▶ [Task requirements] All records are to be retyped faithfully and completely.

Items listed in a dataset:
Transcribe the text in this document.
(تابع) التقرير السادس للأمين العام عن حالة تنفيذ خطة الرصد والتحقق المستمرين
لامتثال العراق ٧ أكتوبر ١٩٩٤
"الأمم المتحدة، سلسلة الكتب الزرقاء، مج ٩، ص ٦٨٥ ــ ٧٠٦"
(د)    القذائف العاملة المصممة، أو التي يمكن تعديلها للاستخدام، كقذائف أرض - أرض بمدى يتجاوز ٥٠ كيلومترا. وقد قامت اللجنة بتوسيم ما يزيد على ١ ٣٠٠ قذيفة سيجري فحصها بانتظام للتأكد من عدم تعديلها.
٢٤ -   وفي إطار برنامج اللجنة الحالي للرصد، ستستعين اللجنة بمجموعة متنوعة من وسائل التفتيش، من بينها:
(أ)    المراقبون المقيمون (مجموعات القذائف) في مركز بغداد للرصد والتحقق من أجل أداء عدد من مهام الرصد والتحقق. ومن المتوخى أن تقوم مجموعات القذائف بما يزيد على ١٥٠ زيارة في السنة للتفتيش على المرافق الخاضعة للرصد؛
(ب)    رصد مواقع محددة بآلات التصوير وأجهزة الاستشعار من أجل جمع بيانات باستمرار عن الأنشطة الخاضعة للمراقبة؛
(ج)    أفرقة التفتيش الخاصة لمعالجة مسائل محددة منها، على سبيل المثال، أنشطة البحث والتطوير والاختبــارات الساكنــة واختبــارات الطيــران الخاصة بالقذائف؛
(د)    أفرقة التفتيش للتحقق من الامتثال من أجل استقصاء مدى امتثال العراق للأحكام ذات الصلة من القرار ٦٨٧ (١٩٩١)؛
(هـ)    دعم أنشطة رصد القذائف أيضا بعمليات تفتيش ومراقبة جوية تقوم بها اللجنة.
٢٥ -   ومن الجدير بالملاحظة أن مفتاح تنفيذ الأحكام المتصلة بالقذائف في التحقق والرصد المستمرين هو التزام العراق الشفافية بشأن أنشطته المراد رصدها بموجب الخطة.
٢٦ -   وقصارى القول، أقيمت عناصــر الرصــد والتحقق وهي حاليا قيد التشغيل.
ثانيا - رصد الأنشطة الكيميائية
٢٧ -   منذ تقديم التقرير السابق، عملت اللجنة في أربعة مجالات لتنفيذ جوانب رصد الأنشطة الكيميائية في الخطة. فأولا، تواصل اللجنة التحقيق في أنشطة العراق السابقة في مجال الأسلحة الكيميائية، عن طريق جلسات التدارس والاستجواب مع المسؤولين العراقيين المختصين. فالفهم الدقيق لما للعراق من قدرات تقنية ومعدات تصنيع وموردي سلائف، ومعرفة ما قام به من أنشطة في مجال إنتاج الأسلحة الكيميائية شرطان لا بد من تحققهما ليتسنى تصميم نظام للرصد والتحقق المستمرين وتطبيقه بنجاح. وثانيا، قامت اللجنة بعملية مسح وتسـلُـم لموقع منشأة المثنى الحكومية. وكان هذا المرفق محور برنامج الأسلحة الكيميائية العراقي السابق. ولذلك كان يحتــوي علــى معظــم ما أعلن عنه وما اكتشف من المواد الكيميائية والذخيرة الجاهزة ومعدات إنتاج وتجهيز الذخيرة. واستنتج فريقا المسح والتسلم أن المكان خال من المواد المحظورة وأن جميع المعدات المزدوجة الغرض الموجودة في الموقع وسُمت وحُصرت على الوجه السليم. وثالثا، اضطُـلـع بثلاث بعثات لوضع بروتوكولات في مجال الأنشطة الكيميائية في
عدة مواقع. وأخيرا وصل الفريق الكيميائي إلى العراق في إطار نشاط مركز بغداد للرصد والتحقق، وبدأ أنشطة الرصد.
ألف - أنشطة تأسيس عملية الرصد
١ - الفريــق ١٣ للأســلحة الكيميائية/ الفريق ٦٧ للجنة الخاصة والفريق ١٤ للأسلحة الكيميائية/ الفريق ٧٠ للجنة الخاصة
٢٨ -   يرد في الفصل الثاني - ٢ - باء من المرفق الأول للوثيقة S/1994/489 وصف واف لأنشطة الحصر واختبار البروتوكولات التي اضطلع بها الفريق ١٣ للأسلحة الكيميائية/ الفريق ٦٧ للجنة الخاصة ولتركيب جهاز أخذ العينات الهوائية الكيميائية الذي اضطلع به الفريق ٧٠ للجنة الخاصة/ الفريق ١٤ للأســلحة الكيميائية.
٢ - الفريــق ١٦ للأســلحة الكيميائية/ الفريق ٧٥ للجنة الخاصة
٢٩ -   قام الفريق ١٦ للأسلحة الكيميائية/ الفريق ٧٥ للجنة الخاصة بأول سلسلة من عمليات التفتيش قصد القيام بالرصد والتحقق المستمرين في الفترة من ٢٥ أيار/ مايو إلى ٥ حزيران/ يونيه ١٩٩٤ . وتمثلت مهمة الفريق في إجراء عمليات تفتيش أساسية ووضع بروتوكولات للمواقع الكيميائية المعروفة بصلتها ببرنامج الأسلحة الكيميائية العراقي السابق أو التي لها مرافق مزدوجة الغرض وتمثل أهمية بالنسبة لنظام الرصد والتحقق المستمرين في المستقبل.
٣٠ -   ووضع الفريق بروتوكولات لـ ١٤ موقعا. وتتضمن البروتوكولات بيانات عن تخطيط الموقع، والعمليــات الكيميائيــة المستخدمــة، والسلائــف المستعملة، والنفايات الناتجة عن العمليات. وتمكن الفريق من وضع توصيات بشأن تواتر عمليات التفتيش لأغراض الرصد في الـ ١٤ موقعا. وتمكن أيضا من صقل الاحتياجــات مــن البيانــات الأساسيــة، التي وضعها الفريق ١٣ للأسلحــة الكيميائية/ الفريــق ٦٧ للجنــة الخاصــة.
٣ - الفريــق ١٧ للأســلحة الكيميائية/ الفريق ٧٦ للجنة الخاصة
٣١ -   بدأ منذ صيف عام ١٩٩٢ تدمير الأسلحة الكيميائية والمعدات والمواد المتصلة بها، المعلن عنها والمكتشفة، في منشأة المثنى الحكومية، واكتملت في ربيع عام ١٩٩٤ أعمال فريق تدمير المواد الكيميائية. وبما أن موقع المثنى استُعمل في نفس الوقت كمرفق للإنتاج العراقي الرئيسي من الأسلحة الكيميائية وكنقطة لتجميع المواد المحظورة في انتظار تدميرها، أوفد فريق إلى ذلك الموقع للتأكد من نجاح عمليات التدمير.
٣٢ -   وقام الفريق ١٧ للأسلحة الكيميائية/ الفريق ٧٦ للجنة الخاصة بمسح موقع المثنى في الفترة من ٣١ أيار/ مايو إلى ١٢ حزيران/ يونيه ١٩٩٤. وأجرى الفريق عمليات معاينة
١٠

▶ [Output of the task]
Transcribe the text in this document.
(تابع) التقرير السادس للأمين العام عن حالة تنفيذ خطة الرصد والتحقق المستمرين
لامتثال العراق ٧ أكتوبر ١٩٩٤
"الأمم المتحدة، سلسلة الكتب الزرقاء، مج ٩، ص ٦٨٥ ــ ٧٠٦"
(د)    القذائف العاملة المصممة، أو التي يمكن تعديلها للاستخدام، كقذائف أرض - أرض بمدى يتجاوز ٥٠ كيلومترا. وقد قامت اللجنة بتوسيم ما يزيد على ١ ٣٠٠ قذيفة سيجري فحصها بانتظام للتأكد من عدم تعديلها.
٢٤ -   وفي إطار برنامج اللجنة الحالي للرصد، ستستعين اللجنة بمجموعة متنوعة من وسائل التفتيش، من بينها:
(أ)    المراقبون المقيمون (مجموعات القذائف) في مركز بغداد للرصد والتحقق من أجل أداء عدد من مهام الرصد والتحقق. ومن المتوخى أن تقوم مجموعات القذائف بما يزيد على ١٥٠ زيارة في السنة للتفتيش على المرافق الخاضعة للرصد؛
(ب)    رصد مواقع محددة بآلات التصوير وأجهزة الاستشعار من أجل جمع بيانات باستمرار عن الأنشطة الخاضعة للمراقبة؛
(ج)    أفرقة التفتيش الخاصة لمعالجة مسائل محددة منها، على سبيل المثال، أنشطة البحث والتطوير والاختبــارات الساكنــة واختبــارات الطيــران الخاصة بالقذائف؛
(د)    أفرقة التفتيش للتحقق من الامتثال من أجل استقصاء مدى امتثال العراق للأحكام ذات الصلة من القرار ٦٨٧ (١٩٩١)؛
(هـ)    دعم أنشطة رصد القذائف أيضا بعمليات تفتيش ومراقبة جوية تقوم بها اللجنة.
٢٥ -   ومن الجدير بالملاحظة أن مفتاح تنفيذ الأحكام المتصلة بالقذائف في التحقق والرصد المستمرين هو التزام العراق الشفافية بشأن أنشطته المراد رصدها بموجب الخطة.
٢٦ -   وقصارى القول، أقيمت عناصــر الرصــد والتحقق وهي حاليا قيد التشغيل.
ثانيا - رصد الأنشطة الكيميائية
٢٧ -   منذ تقديم التقرير السابق، عملت اللجنة في أربعة مجالات لتنفيذ جوانب رصد الأنشطة الكيميائية في الخطة. فأولا، تواصل اللجنة التحقيق في أنشطة العراق السابقة في مجال الأسلحة الكيميائية، عن طريق جلسات التدارس والاستجواب مع المسؤولين العراقيين المختصين. فالفهم الدقيق لما للعراق من قدرات تقنية ومعدات تصنيع وموردي سلائف، ومعرفة ما قام به من أنشطة في مجال إنتاج الأسلحة الكيميائية شرطان لا بد من تحققهما ليتسنى تصميم نظام للرصد والتحقق المستمرين وتطبيقه بنجاح. وثانيا، قامت اللجنة بعملية مسح وتسـلُـم لموقع منشأة المثنى الحكومية. وكان هذا المرفق محور برنامج الأسلحة الكيميائية العراقي السابق. ولذلك كان يحتــوي علــى معظــم ما أعلن عنه وما اكتشف من المواد الكيميائية والذخيرة الجاهزة ومعدات إنتاج وتجهيز الذخيرة. واستنتج فريقا المسح والتسلم أن المكان خال من المواد المحظورة وأن جميع المعدات المزدوجة الغرض الموجودة في الموقع وسُمت وحُصرت على الوجه السليم. وثالثا، اضطُـلـع بثلاث بعثات لوضع بروتوكولات في مجال الأنشطة الكيميائية في
عدة مواقع. وأخيرا وصل الفريق الكيميائي إلى العراق في إطار نشاط مركز بغداد للرصد والتحقق، وبدأ أنشطة الرصد.
ألف - أنشطة تأسيس عملية الرصد
١ - الفريــق ١٣ للأســلحة الكيميائية/ الفريق ٦٧ للجنة الخاصة والفريق ١٤ للأسلحة الكيميائية/ الفريق ٧٠ للجنة الخاصة
٢٨ -   يرد في الفصل الثاني - ٢ - باء من المرفق الأول للوثيقة S/1994/489 وصف واف لأنشطة الحصر واختبار البروتوكولات التي اضطلع بها الفريق ١٣ للأسلحة الكيميائية/ الفريق ٦٧ للجنة الخاصة ولتركيب جهاز أخذ العينات الهوائية الكيميائية الذي اضطلع به الفريق ٧٠ للجنة الخاصة/ الفريق ١٤ للأســلحة الكيميائية.
٢ - الفريــق ١٦ للأســلحة الكيميائية/ الفريق ٧٥ للجنة الخاصة
٢٩ -   قام الفريق ١٦ للأسلحة الكيميائية/ الفريق ٧٥ للجنة الخاصة بأول سلسلة من عمليات التفتيش قصد القيام بالرصد والتحقق المستمرين في الفترة من ٢٥ أيار/ مايو إلى ٥ حزيران/ يونيه ١٩٩٤ . وتمثلت مهمة الفريق في إجراء عمليات تفتيش أساسية ووضع بروتوكولات للمواقع الكيميائية المعروفة بصلتها ببرنامج الأسلحة الكيميائية العراقي السابق أو التي لها مرافق مزدوجة الغرض وتمثل أهمية بالنسبة لنظام الرصد والتحقق المستمرين في المستقبل.
٣٠ -   ووضع الفريق بروتوكولات لـ ١٤ موقعا. وتتضمن البروتوكولات بيانات عن تخطيط الموقع، والعمليــات الكيميائيــة المستخدمــة، والسلائــف المستعملة، والنفايات الناتجة عن العمليات. وتمكن الفريق من وضع توصيات بشأن تواتر عمليات التفتيش لأغراض الرصد في الـ ١٤ موقعا. وتمكن أيضا من صقل الاحتياجــات مــن البيانــات الأساسيــة، التي وضعها الفريق ١٣ للأسلحــة الكيميائية/ الفريــق ٦٧ للجنــة الخاصــة.
٣ - الفريــق ١٧ للأســلحة الكيميائية/ الفريق ٧٦ للجنة الخاصة
٣١ -   بدأ منذ صيف عام ١٩٩٢ تدمير الأسلحة الكيميائية والمعدات والمواد المتصلة بها، المعلن عنها والمكتشفة، في منشأة المثنى الحكومية، واكتملت في ربيع عام ١٩٩٤ أعمال فريق تدمير المواد الكيميائية. وبما أن موقع المثنى استُعمل في نفس الوقت كمرفق للإنتاج العراقي الرئيسي من الأسلحة الكيميائية وكنقطة لتجميع المواد المحظورة في انتظار تدميرها، أوفد فريق إلى ذلك الموقع للتأكد من نجاح عمليات التدمير.
٣٢ -   وقام الفريق ١٧ للأسلحة الكيميائية/ الفريق ٧٦ للجنة الخاصة بمسح موقع المثنى في الفترة من ٣١ أيار/ مايو إلى ١٢ حزيران/ يونيه ١٩٩٤. وأجرى الفريق عمليات معاينة
١٠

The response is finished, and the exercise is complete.